-- start GIVEN DATA --

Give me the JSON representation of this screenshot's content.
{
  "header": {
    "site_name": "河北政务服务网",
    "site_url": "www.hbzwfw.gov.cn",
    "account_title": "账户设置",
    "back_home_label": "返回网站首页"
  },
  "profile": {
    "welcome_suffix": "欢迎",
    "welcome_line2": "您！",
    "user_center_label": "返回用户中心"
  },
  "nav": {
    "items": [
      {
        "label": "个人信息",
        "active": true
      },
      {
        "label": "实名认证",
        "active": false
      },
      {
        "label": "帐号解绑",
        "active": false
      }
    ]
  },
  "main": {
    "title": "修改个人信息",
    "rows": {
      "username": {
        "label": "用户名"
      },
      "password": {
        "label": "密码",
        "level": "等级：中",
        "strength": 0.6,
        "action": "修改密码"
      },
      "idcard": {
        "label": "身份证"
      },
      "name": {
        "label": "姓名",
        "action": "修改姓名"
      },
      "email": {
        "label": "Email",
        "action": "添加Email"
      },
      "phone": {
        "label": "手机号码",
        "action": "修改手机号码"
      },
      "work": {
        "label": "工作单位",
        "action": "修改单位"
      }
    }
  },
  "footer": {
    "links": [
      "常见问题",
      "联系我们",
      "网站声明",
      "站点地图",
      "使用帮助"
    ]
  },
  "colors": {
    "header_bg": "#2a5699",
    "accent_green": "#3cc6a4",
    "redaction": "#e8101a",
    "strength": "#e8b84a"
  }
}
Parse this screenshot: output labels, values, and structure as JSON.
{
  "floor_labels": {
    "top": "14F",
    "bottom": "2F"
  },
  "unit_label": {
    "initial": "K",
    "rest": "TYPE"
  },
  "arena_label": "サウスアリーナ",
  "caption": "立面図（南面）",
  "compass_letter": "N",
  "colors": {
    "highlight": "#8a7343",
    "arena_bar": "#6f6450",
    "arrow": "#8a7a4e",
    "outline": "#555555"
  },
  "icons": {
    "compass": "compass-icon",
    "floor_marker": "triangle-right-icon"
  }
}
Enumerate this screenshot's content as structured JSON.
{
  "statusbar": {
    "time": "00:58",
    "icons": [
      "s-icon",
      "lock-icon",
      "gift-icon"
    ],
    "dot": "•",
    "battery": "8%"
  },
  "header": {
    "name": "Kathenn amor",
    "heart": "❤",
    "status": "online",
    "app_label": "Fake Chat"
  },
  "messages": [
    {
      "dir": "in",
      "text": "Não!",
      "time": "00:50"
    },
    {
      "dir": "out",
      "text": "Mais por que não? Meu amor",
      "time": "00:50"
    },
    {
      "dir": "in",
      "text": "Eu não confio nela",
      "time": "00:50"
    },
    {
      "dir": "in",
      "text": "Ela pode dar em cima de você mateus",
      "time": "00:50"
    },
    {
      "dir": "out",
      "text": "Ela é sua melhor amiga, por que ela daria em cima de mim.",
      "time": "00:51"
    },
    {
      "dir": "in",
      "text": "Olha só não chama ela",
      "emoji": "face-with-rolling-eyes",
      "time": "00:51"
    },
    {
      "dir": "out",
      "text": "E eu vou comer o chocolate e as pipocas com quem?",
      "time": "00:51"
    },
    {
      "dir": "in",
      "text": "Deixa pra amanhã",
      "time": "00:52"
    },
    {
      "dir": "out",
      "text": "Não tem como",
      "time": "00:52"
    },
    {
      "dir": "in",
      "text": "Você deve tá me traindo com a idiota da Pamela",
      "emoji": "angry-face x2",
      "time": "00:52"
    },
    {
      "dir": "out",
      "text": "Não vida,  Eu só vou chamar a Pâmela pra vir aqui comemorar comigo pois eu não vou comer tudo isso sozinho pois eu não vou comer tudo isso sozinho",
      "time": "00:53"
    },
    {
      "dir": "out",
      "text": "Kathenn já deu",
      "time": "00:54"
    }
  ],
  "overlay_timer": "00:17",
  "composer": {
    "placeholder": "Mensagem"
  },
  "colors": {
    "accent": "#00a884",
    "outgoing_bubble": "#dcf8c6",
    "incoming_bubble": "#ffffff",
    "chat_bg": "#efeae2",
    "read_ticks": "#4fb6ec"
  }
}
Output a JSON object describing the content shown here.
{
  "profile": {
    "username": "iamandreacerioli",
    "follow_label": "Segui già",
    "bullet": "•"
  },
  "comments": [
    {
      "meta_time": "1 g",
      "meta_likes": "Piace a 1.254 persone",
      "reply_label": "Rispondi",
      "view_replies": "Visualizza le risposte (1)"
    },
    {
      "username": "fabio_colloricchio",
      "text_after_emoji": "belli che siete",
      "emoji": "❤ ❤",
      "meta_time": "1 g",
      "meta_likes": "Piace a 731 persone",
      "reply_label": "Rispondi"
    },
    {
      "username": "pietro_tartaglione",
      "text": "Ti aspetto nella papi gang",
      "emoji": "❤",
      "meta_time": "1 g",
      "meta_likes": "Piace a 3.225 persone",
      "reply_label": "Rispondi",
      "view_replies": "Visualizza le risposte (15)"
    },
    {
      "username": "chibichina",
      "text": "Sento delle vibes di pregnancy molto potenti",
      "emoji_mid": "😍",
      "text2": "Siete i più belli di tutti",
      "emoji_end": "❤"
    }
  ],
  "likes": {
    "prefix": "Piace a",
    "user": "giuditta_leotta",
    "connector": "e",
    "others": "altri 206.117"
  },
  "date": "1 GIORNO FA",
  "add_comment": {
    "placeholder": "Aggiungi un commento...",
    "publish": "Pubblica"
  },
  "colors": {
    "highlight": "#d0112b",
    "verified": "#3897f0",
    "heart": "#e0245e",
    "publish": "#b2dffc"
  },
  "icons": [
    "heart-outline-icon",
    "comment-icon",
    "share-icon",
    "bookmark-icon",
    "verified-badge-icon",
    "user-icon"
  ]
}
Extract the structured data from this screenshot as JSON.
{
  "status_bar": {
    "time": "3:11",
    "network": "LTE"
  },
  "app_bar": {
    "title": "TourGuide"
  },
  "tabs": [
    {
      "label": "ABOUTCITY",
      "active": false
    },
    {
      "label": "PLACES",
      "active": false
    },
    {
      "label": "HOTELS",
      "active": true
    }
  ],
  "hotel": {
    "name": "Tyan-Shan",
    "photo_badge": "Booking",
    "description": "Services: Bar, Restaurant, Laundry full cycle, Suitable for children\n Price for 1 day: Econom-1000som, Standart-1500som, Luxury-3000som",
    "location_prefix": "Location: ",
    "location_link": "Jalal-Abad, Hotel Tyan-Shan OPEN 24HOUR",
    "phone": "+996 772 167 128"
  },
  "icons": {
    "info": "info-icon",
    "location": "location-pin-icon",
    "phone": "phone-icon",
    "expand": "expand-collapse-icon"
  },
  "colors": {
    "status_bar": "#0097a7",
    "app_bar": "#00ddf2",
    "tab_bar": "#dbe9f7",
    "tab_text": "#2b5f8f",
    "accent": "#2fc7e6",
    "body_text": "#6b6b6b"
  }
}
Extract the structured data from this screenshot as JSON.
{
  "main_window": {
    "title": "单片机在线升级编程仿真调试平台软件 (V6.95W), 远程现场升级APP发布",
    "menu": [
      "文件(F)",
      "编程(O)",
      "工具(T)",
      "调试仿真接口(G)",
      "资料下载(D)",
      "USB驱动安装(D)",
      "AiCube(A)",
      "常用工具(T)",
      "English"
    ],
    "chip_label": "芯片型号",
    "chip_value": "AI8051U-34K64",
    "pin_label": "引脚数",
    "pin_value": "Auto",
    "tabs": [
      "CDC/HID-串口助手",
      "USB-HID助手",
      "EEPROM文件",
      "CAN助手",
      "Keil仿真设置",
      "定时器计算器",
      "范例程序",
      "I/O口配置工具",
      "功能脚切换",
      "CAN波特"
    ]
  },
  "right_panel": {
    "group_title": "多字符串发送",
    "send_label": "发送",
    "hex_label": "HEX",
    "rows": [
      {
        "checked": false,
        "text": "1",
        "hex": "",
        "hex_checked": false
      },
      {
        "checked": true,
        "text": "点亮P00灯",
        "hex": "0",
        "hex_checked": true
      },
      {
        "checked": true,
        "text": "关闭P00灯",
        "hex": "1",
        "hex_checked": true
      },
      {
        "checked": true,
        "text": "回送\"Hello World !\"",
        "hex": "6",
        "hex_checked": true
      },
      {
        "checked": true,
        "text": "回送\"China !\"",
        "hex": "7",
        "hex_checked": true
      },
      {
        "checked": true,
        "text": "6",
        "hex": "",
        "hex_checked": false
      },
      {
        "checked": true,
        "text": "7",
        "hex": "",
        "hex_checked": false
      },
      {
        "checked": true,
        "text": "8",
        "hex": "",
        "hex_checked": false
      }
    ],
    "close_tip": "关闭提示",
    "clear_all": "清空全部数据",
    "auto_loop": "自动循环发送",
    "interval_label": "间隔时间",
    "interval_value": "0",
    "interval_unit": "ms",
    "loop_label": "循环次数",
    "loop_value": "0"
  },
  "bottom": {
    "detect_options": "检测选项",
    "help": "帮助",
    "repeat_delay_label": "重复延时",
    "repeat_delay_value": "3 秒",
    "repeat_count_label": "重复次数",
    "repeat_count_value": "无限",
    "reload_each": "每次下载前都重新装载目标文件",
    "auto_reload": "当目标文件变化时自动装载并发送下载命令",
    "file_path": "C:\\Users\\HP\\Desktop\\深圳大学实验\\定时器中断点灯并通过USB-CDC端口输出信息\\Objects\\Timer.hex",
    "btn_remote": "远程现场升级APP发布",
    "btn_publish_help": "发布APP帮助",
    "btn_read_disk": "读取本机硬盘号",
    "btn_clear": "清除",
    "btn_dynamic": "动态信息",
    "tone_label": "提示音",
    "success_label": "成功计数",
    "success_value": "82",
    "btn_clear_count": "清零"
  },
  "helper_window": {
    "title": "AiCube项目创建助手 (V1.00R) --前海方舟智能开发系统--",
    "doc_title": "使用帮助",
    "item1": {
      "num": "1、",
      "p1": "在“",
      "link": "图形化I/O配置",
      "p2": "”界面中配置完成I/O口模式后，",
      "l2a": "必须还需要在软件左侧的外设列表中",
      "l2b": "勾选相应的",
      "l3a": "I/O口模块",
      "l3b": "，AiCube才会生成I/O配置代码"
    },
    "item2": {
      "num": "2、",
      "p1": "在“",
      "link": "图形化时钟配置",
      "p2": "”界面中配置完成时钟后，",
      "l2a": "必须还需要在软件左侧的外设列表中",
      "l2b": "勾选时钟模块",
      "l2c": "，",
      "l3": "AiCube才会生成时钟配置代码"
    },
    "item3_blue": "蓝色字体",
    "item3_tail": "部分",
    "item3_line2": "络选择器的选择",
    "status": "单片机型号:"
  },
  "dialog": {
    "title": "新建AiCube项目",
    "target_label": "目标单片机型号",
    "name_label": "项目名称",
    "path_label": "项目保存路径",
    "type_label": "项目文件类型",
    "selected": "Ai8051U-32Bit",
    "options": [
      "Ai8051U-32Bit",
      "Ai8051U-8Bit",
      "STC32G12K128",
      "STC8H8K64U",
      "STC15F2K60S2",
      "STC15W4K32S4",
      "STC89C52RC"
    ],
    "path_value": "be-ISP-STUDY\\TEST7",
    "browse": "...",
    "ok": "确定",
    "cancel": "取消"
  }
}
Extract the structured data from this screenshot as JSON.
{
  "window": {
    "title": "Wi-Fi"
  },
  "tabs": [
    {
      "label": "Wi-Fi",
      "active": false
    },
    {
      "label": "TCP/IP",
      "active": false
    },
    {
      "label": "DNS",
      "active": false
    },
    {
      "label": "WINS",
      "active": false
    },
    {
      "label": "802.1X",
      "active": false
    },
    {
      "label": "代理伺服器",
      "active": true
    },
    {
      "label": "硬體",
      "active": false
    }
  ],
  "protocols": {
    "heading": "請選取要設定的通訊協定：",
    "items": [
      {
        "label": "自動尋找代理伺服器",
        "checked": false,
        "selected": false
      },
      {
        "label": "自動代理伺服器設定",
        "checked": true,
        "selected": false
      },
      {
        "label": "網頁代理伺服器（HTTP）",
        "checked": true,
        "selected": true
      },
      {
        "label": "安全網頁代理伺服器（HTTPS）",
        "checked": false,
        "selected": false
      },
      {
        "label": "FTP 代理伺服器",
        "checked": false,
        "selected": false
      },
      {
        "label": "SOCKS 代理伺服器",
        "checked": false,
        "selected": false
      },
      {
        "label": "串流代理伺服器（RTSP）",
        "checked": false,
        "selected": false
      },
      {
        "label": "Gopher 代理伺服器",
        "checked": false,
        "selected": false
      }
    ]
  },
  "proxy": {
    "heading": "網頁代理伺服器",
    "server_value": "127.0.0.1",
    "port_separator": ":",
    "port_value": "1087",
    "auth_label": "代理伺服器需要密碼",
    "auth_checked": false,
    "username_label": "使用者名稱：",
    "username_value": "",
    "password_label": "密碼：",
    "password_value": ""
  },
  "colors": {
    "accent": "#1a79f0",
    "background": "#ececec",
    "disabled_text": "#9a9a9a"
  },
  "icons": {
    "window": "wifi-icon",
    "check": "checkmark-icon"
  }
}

-- end GIVEN DATA --

• WORK INSTRUCTIONS:
Filter the listing above for the string "Tyan" and copy every matching line.

• EXERCISE RESPONSE:
    "name": "Tyan-Shan",
    "location_link": "Jalal-Abad, Hotel Tyan-Shan OPEN 24HOUR",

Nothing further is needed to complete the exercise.